Each line that follows should be printed again exactly as it stands.
═══ INPUT MATERIAL
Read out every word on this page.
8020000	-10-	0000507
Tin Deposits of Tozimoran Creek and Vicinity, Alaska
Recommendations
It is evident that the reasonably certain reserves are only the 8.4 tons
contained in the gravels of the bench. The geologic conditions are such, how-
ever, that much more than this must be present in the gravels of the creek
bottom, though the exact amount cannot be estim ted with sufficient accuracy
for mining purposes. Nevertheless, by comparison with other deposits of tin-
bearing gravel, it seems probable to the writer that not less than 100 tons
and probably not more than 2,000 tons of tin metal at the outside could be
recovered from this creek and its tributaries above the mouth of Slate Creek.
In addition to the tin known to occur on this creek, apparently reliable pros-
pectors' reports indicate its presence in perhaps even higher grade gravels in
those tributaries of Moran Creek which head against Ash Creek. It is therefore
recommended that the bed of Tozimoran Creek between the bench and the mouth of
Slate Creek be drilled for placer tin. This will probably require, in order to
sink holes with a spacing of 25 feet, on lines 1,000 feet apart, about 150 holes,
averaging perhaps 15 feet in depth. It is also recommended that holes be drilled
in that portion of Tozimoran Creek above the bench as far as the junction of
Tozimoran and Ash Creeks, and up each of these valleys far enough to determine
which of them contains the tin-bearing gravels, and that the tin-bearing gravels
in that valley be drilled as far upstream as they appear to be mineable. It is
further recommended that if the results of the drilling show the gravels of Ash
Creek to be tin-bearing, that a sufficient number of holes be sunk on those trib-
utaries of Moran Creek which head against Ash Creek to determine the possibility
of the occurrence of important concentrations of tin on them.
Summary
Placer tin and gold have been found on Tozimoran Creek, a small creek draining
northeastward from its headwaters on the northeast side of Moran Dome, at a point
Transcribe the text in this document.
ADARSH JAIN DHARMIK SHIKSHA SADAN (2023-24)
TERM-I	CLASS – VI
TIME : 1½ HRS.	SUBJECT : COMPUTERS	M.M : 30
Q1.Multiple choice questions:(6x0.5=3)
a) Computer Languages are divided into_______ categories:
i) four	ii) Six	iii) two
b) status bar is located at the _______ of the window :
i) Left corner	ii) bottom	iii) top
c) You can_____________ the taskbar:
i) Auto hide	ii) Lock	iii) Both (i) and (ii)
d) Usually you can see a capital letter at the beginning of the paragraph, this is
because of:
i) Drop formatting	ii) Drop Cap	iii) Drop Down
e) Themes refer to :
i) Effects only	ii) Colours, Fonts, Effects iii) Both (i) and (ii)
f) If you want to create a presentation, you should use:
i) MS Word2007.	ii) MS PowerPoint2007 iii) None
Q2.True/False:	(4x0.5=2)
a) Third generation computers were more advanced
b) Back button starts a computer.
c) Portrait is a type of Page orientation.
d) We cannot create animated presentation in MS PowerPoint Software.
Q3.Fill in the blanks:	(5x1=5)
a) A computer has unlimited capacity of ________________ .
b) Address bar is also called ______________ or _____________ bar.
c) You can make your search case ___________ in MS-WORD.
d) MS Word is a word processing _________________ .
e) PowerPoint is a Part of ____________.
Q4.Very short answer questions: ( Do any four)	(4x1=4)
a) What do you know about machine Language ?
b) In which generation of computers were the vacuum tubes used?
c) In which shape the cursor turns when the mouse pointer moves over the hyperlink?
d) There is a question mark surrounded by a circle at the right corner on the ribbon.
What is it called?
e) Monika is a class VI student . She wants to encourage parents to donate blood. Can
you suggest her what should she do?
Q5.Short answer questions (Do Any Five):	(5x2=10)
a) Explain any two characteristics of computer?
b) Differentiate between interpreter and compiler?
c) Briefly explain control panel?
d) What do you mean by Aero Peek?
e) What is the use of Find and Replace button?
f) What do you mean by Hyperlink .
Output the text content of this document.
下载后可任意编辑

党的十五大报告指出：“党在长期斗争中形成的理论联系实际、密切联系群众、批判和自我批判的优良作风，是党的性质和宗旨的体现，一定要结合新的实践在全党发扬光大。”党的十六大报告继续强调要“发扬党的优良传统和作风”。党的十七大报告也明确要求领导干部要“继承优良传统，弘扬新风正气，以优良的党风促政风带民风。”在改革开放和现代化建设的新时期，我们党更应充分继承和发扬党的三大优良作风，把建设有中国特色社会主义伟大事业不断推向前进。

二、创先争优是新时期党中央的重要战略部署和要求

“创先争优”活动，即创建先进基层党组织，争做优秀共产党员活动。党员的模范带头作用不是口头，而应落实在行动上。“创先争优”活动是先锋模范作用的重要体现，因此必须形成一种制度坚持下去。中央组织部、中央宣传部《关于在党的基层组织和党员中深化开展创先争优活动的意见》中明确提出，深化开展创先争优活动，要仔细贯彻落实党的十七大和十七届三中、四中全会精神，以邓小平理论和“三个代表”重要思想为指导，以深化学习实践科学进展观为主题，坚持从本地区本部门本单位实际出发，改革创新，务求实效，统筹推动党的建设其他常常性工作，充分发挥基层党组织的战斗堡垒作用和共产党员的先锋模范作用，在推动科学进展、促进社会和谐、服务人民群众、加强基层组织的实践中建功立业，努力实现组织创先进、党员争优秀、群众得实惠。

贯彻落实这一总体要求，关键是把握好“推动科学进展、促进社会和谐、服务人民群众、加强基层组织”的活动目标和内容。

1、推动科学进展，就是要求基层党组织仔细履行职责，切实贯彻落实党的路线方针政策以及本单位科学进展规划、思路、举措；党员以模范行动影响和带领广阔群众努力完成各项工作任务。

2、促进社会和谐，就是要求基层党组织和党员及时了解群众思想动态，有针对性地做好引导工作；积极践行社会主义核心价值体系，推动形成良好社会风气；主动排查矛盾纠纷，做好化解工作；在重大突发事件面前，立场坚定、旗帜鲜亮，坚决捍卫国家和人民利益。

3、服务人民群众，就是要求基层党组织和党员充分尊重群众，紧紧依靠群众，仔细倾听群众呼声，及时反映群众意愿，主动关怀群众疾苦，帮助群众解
══════
◆ **THE RESPONSE**:
Read out every word on this page.
8020000	-10-	0000507
Tin Deposits of Tozimoran Creek and Vicinity, Alaska
Recommendations
It is evident that the reasonably certain reserves are only the 8.4 tons
contained in the gravels of the bench. The geologic conditions are such, how-
ever, that much more than this must be present in the gravels of the creek
bottom, though the exact amount cannot be estim ted with sufficient accuracy
for mining purposes. Nevertheless, by comparison with other deposits of tin-
bearing gravel, it seems probable to the writer that not less than 100 tons
and probably not more than 2,000 tons of tin metal at the outside could be
recovered from this creek and its tributaries above the mouth of Slate Creek.
In addition to the tin known to occur on this creek, apparently reliable pros-
pectors' reports indicate its presence in perhaps even higher grade gravels in
those tributaries of Moran Creek which head against Ash Creek. It is therefore
recommended that the bed of Tozimoran Creek between the bench and the mouth of
Slate Creek be drilled for placer tin. This will probably require, in order to
sink holes with a spacing of 25 feet, on lines 1,000 feet apart, about 150 holes,
averaging perhaps 15 feet in depth. It is also recommended that holes be drilled
in that portion of Tozimoran Creek above the bench as far as the junction of
Tozimoran and Ash Creeks, and up each of these valleys far enough to determine
which of them contains the tin-bearing gravels, and that the tin-bearing gravels
in that valley be drilled as far upstream as they appear to be mineable. It is
further recommended that if the results of the drilling show the gravels of Ash
Creek to be tin-bearing, that a sufficient number of holes be sunk on those trib-
utaries of Moran Creek which head against Ash Creek to determine the possibility
of the occurrence of important concentrations of tin on them.
Summary
Placer tin and gold have been found on Tozimoran Creek, a small creek draining
northeastward from its headwaters on the northeast side of Moran Dome, at a point
Transcribe the text in this document.
ADARSH JAIN DHARMIK SHIKSHA SADAN (2023-24)
TERM-I	CLASS – VI
TIME : 1½ HRS.	SUBJECT : COMPUTERS	M.M : 30
Q1.Multiple choice questions:(6x0.5=3)
a) Computer Languages are divided into_______ categories:
i) four	ii) Six	iii) two
b) status bar is located at the _______ of the window :
i) Left corner	ii) bottom	iii) top
c) You can_____________ the taskbar:
i) Auto hide	ii) Lock	iii) Both (i) and (ii)
d) Usually you can see a capital letter at the beginning of the paragraph, this is
because of:
i) Drop formatting	ii) Drop Cap	iii) Drop Down
e) Themes refer to :
i) Effects only	ii) Colours, Fonts, Effects iii) Both (i) and (ii)
f) If you want to create a presentation, you should use:
i) MS Word2007.	ii) MS PowerPoint2007 iii) None
Q2.True/False:	(4x0.5=2)
a) Third generation computers were more advanced
b) Back button starts a computer.
c) Portrait is a type of Page orientation.
d) We cannot create animated presentation in MS PowerPoint Software.
Q3.Fill in the blanks:	(5x1=5)
a) A computer has unlimited capacity of ________________ .
b) Address bar is also called ______________ or _____________ bar.
c) You can make your search case ___________ in MS-WORD.
d) MS Word is a word processing _________________ .
e) PowerPoint is a Part of ____________.
Q4.Very short answer questions: ( Do any four)	(4x1=4)
a) What do you know about machine Language ?
b) In which generation of computers were the vacuum tubes used?
c) In which shape the cursor turns when the mouse pointer moves over the hyperlink?
d) There is a question mark surrounded by a circle at the right corner on the ribbon.
What is it called?
e) Monika is a class VI student . She wants to encourage parents to donate blood. Can
you suggest her what should she do?
Q5.Short answer questions (Do Any Five):	(5x2=10)
a) Explain any two characteristics of computer?
b) Differentiate between interpreter and compiler?
c) Briefly explain control panel?
d) What do you mean by Aero Peek?
e) What is the use of Find and Replace button?
f) What do you mean by Hyperlink .
Output the text content of this document.
下载后可任意编辑

党的十五大报告指出：“党在长期斗争中形成的理论联系实际、密切联系群众、批判和自我批判的优良作风，是党的性质和宗旨的体现，一定要结合新的实践在全党发扬光大。”党的十六大报告继续强调要“发扬党的优良传统和作风”。党的十七大报告也明确要求领导干部要“继承优良传统，弘扬新风正气，以优良的党风促政风带民风。”在改革开放和现代化建设的新时期，我们党更应充分继承和发扬党的三大优良作风，把建设有中国特色社会主义伟大事业不断推向前进。

二、创先争优是新时期党中央的重要战略部署和要求

“创先争优”活动，即创建先进基层党组织，争做优秀共产党员活动。党员的模范带头作用不是口头，而应落实在行动上。“创先争优”活动是先锋模范作用的重要体现，因此必须形成一种制度坚持下去。中央组织部、中央宣传部《关于在党的基层组织和党员中深化开展创先争优活动的意见》中明确提出，深化开展创先争优活动，要仔细贯彻落实党的十七大和十七届三中、四中全会精神，以邓小平理论和“三个代表”重要思想为指导，以深化学习实践科学进展观为主题，坚持从本地区本部门本单位实际出发，改革创新，务求实效，统筹推动党的建设其他常常性工作，充分发挥基层党组织的战斗堡垒作用和共产党员的先锋模范作用，在推动科学进展、促进社会和谐、服务人民群众、加强基层组织的实践中建功立业，努力实现组织创先进、党员争优秀、群众得实惠。

贯彻落实这一总体要求，关键是把握好“推动科学进展、促进社会和谐、服务人民群众、加强基层组织”的活动目标和内容。

1、推动科学进展，就是要求基层党组织仔细履行职责，切实贯彻落实党的路线方针政策以及本单位科学进展规划、思路、举措；党员以模范行动影响和带领广阔群众努力完成各项工作任务。

2、促进社会和谐，就是要求基层党组织和党员及时了解群众思想动态，有针对性地做好引导工作；积极践行社会主义核心价值体系，推动形成良好社会风气；主动排查矛盾纠纷，做好化解工作；在重大突发事件面前，立场坚定、旗帜鲜亮，坚决捍卫国家和人民利益。

3、服务人民群众，就是要求基层党组织和党员充分尊重群众，紧紧依靠群众，仔细倾听群众呼声，及时反映群众意愿，主动关怀群众疾苦，帮助群众解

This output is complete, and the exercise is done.